— TO BE DONE —
Single out the lines of the material that contain "данные" and copy them.
START ENTRIES SUPPLIED
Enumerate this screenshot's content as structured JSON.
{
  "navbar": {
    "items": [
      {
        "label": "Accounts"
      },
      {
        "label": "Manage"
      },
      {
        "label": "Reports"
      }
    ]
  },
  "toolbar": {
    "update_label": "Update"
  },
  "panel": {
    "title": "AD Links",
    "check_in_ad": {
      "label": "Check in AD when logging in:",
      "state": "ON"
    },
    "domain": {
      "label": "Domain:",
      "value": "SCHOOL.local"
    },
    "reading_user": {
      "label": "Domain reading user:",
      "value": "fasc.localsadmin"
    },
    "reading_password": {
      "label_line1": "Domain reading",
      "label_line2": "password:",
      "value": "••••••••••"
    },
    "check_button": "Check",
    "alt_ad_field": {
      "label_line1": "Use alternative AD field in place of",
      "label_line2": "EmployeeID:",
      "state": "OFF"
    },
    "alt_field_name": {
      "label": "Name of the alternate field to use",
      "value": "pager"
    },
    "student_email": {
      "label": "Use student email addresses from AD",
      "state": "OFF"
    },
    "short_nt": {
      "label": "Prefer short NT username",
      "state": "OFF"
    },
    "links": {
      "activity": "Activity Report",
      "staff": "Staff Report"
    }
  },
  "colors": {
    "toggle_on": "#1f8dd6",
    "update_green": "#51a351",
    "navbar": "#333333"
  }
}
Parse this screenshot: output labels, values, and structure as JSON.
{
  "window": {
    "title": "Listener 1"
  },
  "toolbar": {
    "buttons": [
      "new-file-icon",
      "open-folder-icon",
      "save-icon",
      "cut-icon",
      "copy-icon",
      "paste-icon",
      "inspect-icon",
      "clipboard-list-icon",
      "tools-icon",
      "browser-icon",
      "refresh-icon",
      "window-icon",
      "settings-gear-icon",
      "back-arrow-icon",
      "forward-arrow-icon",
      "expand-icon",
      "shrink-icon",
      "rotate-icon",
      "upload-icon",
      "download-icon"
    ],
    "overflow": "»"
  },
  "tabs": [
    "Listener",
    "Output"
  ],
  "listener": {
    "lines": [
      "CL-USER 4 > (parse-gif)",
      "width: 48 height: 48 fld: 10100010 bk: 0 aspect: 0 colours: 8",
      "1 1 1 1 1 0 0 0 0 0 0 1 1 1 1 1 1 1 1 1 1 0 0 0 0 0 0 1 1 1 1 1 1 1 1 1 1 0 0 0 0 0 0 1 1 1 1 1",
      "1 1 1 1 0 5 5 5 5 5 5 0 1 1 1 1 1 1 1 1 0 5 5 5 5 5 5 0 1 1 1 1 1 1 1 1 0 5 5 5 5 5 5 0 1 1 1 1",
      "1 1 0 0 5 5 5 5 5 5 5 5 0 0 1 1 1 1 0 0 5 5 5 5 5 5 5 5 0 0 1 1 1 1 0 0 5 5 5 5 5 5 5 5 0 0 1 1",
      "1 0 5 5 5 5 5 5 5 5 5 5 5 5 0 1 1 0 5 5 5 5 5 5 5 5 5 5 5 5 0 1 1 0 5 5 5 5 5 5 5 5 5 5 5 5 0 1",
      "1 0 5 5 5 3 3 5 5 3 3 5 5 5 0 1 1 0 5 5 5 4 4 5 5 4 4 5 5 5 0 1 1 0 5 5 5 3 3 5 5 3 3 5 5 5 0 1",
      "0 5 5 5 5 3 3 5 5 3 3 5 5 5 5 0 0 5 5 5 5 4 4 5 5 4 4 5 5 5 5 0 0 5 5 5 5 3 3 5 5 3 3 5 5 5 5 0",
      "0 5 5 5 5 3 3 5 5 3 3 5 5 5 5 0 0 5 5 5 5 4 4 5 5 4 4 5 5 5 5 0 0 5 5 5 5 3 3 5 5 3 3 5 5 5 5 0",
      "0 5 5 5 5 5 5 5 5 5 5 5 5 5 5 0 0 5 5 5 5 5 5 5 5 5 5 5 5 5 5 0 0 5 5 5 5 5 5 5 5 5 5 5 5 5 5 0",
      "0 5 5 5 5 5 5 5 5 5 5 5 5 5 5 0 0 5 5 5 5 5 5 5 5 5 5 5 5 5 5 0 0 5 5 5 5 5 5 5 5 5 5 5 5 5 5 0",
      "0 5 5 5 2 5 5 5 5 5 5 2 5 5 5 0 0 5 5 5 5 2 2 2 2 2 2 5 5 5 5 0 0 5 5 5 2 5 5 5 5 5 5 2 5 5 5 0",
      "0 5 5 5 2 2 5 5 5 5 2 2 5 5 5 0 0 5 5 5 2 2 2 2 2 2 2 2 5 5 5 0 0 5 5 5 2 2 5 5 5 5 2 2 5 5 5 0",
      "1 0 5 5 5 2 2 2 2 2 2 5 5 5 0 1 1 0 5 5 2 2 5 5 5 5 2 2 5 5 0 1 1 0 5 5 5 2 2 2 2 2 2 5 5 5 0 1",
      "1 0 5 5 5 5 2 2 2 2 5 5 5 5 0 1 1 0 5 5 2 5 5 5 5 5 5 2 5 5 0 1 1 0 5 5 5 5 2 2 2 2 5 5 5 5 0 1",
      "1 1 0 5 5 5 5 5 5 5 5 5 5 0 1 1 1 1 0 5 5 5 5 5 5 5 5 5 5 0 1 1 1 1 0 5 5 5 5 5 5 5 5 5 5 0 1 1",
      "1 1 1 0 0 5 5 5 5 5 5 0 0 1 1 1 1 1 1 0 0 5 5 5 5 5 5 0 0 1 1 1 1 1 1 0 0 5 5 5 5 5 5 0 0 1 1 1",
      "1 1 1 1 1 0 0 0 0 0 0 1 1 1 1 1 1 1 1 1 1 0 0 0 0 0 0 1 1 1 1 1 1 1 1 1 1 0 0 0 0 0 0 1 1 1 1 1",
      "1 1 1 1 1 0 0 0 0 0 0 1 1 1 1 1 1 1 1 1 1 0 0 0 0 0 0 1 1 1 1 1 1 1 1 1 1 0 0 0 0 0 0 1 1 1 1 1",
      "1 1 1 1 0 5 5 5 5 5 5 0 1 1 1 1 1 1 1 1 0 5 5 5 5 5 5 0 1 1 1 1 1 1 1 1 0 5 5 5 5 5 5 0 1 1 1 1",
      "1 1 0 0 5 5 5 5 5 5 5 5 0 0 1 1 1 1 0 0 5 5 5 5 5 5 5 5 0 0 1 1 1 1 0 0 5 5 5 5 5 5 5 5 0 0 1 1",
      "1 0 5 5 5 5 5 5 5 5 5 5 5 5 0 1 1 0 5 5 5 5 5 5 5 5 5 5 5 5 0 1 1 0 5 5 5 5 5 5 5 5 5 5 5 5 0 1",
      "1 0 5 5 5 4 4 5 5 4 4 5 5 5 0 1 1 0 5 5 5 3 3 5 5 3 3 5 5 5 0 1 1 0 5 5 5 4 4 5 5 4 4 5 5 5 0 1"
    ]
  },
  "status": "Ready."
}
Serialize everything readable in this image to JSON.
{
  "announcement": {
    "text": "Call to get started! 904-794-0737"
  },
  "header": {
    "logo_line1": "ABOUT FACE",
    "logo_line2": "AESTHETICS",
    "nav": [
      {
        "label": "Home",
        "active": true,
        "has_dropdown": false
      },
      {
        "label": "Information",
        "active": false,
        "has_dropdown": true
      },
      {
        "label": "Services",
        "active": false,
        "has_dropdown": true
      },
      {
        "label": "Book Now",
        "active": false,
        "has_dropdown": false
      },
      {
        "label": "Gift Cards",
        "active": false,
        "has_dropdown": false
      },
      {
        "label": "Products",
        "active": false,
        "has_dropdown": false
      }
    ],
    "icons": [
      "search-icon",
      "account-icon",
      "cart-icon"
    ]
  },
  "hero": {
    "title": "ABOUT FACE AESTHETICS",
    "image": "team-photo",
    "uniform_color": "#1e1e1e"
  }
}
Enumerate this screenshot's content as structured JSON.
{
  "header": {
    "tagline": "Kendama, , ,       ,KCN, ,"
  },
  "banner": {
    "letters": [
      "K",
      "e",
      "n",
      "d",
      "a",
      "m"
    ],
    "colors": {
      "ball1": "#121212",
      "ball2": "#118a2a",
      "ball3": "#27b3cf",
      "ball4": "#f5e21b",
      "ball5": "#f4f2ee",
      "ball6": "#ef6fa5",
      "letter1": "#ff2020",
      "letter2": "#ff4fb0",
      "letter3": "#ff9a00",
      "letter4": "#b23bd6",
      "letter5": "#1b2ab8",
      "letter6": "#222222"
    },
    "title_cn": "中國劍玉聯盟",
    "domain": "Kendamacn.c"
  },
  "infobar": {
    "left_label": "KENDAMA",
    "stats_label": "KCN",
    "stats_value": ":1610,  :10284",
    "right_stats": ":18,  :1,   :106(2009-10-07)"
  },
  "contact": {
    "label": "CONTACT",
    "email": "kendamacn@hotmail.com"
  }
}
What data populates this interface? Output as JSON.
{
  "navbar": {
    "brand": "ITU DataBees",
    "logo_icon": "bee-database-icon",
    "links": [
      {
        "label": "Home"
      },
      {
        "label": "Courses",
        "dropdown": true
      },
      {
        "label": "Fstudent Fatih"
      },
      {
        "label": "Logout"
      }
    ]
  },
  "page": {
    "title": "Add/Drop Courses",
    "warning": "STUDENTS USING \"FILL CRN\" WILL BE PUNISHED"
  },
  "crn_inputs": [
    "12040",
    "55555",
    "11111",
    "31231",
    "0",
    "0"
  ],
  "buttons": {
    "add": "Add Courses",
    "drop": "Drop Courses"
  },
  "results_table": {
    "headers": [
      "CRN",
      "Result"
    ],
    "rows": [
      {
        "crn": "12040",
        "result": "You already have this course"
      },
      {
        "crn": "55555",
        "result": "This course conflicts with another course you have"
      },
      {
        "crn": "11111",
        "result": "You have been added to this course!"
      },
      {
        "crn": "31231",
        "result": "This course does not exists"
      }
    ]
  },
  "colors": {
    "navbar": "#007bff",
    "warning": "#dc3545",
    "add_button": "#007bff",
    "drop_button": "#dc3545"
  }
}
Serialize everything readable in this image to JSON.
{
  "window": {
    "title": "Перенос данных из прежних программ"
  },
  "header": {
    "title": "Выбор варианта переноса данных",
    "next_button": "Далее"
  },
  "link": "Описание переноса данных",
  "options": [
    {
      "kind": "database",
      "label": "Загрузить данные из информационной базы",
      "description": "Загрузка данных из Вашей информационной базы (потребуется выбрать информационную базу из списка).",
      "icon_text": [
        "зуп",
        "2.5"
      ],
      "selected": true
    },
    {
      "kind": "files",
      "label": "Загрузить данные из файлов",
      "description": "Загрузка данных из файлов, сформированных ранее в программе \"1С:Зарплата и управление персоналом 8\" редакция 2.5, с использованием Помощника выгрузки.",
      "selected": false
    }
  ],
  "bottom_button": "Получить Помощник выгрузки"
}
END ENTRIES SUPPLIED
— CORRECT OUTPUT —
      "label": "Загрузить данные из информационной базы",
      "label": "Загрузить данные из файлов",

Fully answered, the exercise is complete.